Check each of these three statements against the article on Islamophobia below. For each, answer yes or no and quote the words from the article that settle it.
1. The poll commissioned by HOPE not hate surveyed more than 10,000 people.
2. Most Britons believe Islamist terrorists reflect a widespread hostility to Britain among the wider Muslim community.
3. More people in Britain think Islam is compatible with the British way of life than think it is incompatible.
##### EXTRACTED TEXT
Islamophobia – it’s real

Safya Khan-Ruf - 10 10 18

More people in Britain believe that Islam is incompatible with the British way of life than those who think it is compatible, and more people believe that there are ‘no go zones’ in Britain, where sharia law dominates and non-Muslims cannot enter, than not.

The results of an exclusive YouGov poll of over 10,000 people commissioned by HOPE not hate in July 2018 are staggering – but also a natural consequence of rising Islamophobia in the UK and abroad.

Apparent in both the dog-whistle politics of mainstream politicians and the sharp increase in violent attacks against Muslims in Britain following the EU referendum, there is a visible hardening of attitudes towards Muslims in the West. Our survey also revealed that 28% of Britons believe Islamist terrorists reflect a widespread hostility to Britain among the wider Muslim community.

The battle against Islamophobia and anti-Muslim bigotry and prejudice is complicated by the refusal of some to even admit the existence of Islamophobia, or the terminology that can be used to describe it.
##########
##### DATA EXCERPTS
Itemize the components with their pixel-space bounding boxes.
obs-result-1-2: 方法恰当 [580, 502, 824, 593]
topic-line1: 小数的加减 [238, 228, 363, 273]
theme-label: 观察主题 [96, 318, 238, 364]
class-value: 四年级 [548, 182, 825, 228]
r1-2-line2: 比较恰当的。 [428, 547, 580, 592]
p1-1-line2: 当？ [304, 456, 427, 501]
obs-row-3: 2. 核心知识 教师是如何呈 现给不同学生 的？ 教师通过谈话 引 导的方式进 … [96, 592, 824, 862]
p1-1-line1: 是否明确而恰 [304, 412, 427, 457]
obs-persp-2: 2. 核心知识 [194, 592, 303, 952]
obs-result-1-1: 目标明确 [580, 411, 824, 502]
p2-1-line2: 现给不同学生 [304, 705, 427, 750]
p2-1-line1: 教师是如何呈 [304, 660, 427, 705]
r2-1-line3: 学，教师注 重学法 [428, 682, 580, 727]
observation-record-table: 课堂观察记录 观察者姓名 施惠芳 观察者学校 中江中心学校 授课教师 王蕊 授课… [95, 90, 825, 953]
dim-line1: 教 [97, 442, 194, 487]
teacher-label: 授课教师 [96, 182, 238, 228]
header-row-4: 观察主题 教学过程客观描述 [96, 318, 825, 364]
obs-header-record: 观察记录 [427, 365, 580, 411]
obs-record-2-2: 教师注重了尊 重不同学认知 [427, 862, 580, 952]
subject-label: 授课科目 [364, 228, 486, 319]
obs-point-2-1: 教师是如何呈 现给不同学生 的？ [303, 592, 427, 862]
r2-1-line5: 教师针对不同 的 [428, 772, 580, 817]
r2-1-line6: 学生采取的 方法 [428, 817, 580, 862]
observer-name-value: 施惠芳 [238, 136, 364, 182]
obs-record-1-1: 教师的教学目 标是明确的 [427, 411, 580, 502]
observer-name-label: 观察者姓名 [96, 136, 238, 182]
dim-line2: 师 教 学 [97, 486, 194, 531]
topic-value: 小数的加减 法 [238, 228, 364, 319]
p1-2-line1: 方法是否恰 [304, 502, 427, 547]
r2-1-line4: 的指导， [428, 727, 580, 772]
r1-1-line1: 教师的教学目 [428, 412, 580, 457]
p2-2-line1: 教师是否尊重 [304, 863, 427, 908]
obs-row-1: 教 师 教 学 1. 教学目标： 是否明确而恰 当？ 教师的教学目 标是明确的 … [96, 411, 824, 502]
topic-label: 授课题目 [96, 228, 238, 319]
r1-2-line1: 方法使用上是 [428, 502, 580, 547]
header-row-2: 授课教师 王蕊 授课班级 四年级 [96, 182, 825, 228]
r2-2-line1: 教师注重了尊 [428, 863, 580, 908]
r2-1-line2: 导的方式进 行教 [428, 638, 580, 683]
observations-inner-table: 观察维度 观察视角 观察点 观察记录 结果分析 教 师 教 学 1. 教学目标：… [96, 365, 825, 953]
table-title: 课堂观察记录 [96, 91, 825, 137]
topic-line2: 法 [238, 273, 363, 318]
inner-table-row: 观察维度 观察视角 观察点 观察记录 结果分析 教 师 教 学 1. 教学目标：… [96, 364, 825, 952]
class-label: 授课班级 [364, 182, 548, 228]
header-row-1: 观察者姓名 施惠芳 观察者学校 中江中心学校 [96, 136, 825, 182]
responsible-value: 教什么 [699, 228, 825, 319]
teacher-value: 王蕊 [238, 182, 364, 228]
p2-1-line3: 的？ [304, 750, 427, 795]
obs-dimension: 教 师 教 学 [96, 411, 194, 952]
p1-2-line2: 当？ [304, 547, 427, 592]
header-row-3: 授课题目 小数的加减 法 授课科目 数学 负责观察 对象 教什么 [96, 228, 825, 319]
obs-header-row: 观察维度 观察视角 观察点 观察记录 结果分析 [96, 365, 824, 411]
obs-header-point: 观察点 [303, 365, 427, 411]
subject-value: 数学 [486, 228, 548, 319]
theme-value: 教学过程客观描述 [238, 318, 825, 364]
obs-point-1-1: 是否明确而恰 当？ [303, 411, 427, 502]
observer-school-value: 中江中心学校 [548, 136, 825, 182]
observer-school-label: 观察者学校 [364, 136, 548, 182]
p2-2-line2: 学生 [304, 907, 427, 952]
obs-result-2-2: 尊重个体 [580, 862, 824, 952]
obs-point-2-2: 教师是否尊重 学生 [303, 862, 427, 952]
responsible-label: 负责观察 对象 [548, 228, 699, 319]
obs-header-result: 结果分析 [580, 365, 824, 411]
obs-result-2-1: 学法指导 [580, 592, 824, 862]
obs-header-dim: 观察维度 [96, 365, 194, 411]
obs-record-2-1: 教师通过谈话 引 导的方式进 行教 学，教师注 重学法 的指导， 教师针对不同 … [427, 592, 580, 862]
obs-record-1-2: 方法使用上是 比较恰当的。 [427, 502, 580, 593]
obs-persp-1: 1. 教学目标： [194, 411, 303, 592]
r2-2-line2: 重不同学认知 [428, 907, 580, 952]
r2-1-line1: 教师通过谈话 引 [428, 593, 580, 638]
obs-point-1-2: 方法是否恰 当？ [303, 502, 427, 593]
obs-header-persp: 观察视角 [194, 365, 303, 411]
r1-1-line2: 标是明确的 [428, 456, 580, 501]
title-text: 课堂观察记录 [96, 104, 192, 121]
##########
### OUTPUT OF THE EXERCISE
1. Yes: "an exclusive YouGov poll of over 10,000 people commissioned by HOPE not hate in July 2018"
2. No: "28% of Britons believe Islamist terrorists reflect a widespread hostility to Britain among the wider Muslim community"
3. No: "More people in Britain believe that Islam is incompatible with the British way of life than those who think it is compatible"